» **Task to carry out**: Count the lines below that contain "حجمه". Give only the number.

» **The input**:

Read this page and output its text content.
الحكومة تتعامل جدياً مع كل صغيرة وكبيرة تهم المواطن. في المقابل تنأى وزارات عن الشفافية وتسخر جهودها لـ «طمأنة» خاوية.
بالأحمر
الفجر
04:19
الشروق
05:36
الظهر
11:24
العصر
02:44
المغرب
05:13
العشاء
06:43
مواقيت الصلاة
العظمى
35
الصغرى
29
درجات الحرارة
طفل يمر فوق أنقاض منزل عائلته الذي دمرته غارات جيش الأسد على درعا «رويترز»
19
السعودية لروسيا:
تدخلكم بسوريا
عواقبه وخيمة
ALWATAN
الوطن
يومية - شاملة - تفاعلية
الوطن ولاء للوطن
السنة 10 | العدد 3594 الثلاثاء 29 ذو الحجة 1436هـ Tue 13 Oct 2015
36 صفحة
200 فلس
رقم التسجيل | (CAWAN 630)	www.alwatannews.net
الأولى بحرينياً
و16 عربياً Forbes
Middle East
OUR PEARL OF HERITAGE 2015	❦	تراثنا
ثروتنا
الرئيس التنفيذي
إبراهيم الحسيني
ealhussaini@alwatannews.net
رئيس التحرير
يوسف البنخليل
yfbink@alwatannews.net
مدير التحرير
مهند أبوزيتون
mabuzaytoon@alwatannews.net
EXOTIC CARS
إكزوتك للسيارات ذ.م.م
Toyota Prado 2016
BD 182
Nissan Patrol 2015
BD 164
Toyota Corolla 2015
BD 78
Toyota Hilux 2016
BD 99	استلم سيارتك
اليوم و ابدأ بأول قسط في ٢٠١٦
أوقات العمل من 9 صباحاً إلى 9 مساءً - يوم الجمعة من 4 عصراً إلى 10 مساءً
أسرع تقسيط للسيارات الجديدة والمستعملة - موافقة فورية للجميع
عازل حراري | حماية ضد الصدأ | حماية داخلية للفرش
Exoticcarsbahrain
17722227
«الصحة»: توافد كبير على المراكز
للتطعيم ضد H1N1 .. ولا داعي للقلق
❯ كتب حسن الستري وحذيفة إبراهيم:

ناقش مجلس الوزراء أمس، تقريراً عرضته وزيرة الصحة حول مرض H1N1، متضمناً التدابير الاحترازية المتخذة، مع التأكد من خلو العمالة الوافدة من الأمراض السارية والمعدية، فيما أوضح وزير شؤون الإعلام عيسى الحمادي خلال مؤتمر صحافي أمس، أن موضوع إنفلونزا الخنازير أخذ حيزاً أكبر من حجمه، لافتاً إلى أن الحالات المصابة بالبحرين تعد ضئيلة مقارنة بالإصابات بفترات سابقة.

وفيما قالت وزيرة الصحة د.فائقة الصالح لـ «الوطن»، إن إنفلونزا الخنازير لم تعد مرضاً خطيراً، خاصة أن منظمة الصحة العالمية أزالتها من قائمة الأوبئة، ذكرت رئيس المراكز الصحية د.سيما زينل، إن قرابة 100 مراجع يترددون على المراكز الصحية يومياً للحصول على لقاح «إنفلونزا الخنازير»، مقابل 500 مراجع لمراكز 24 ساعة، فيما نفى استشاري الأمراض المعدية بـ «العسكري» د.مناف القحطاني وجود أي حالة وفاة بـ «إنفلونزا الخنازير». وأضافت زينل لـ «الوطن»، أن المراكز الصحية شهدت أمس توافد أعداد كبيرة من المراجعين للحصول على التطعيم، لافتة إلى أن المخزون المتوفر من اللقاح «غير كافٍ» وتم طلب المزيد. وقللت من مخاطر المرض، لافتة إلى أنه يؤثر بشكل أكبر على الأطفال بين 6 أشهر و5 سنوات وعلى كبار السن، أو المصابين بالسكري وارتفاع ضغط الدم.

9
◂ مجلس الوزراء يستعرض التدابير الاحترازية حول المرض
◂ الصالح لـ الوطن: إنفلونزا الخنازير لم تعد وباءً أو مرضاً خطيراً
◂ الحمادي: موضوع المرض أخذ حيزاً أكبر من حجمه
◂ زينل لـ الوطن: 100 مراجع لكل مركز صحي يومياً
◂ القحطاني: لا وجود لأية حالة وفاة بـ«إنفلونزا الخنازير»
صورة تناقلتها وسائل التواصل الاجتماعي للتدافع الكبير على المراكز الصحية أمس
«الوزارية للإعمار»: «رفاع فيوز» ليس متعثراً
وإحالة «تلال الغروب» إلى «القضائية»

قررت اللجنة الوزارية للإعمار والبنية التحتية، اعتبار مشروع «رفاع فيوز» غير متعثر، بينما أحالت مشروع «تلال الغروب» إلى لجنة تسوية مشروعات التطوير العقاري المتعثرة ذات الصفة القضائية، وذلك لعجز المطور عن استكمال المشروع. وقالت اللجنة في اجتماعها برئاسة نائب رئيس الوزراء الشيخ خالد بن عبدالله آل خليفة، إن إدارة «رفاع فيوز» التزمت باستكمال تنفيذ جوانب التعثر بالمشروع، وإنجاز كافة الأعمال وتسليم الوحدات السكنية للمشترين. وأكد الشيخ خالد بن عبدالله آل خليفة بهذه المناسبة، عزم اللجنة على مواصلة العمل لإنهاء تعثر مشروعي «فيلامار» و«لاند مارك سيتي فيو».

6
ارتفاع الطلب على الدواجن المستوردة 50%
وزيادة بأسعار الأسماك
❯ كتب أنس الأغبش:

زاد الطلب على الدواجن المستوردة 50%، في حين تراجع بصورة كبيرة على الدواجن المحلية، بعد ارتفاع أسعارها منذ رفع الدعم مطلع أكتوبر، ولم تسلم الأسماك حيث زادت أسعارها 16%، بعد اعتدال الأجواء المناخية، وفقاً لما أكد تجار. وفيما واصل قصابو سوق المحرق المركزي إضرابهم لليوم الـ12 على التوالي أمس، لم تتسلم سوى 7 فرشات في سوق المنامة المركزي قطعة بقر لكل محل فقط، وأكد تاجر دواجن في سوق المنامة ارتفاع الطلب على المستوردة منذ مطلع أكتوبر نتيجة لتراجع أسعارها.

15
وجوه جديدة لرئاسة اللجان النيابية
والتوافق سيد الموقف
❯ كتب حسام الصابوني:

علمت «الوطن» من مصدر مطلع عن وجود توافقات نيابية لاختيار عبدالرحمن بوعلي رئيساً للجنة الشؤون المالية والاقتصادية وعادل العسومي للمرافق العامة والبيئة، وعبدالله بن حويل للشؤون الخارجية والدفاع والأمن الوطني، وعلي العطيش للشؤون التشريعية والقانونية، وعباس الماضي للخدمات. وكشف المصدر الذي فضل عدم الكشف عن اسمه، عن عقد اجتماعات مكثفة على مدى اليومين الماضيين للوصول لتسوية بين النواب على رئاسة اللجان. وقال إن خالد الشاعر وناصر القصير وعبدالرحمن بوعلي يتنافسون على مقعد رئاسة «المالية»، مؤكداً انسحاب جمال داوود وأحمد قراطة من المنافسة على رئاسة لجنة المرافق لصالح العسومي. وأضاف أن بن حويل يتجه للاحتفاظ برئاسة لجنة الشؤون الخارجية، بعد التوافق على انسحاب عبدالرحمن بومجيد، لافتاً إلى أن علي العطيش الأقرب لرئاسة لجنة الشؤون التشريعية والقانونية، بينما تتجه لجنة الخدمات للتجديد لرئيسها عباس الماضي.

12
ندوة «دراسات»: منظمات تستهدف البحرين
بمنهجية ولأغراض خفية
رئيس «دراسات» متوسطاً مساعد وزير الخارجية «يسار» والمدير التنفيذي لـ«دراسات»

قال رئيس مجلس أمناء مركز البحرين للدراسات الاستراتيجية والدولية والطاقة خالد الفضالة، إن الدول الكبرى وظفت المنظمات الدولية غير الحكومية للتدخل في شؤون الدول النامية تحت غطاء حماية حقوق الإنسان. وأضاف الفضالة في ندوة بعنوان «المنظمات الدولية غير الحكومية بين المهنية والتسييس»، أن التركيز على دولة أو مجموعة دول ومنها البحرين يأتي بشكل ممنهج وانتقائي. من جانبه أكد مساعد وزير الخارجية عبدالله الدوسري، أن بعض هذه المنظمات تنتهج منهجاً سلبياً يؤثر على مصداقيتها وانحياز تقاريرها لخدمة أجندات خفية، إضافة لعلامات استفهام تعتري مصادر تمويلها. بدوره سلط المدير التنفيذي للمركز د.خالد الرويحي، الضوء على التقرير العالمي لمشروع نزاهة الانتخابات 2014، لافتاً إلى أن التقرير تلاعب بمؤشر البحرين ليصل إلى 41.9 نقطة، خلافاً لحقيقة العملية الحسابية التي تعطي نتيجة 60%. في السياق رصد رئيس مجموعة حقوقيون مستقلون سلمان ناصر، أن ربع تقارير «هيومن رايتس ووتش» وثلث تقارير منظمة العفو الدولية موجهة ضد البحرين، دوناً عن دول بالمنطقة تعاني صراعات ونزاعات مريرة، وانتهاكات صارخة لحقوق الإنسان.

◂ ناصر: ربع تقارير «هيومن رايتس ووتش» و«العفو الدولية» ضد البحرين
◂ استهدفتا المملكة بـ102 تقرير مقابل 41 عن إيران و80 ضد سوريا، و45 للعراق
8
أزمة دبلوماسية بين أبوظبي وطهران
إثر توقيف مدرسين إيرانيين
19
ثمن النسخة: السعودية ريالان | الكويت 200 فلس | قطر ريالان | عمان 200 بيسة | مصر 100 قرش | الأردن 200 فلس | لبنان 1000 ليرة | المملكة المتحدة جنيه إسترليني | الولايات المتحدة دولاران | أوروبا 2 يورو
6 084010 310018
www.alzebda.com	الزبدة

» **The answer**: 2